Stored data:
----------------
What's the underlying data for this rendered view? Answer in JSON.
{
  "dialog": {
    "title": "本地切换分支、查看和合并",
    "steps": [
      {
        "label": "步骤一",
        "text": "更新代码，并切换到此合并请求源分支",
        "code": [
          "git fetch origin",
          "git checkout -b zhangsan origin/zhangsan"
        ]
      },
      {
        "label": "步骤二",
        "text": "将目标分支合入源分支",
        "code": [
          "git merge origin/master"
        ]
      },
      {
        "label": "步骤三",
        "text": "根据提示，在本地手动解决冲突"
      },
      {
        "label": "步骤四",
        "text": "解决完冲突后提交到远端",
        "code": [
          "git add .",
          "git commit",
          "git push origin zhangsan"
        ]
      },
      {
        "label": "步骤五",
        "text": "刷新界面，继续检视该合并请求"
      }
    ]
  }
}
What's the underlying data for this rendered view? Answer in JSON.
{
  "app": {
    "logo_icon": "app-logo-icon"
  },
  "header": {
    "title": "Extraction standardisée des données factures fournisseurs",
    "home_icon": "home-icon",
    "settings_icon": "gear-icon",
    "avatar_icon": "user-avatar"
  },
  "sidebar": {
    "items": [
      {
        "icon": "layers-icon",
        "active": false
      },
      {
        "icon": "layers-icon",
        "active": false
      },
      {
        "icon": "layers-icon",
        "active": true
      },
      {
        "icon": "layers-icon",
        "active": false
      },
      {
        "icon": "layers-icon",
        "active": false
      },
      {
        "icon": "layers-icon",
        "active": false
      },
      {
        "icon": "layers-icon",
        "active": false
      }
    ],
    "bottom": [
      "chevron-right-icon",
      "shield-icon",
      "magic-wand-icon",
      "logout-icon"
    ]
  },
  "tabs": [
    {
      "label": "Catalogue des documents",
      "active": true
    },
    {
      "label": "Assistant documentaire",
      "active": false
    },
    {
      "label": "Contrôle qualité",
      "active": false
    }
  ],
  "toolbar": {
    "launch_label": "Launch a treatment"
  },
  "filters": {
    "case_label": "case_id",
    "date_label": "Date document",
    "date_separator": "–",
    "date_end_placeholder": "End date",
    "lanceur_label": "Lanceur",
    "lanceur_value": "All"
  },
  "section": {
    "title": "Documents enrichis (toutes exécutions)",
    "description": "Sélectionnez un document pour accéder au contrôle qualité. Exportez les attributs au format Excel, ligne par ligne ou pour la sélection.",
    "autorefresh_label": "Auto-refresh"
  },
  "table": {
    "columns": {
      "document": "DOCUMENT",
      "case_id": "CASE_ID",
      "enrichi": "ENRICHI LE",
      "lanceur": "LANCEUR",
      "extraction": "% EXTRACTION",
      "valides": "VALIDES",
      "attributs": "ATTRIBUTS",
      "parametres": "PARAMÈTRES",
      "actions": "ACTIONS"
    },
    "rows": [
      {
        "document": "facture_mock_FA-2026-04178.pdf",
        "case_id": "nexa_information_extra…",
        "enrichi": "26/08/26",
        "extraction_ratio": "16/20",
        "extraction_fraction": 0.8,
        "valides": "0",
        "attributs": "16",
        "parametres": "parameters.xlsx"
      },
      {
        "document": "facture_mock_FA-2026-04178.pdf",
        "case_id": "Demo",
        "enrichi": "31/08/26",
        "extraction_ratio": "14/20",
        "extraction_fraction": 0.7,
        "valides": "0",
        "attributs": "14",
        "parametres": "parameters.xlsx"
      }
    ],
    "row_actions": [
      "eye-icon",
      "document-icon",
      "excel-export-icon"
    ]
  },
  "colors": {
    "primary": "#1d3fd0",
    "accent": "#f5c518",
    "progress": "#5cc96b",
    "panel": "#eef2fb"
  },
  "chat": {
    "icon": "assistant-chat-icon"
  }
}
----------------
Requirement:
Check each line above for the word "attributs" and copy the ones that have it.

Solution below:
    "description": "Sélectionnez un document pour accéder au contrôle qualité. Exportez les attributs au format Excel, ligne par ligne ou pour la sélection.",
      "attributs": "ATTRIBUTS",
        "attributs": "16",
        "attributs": "14",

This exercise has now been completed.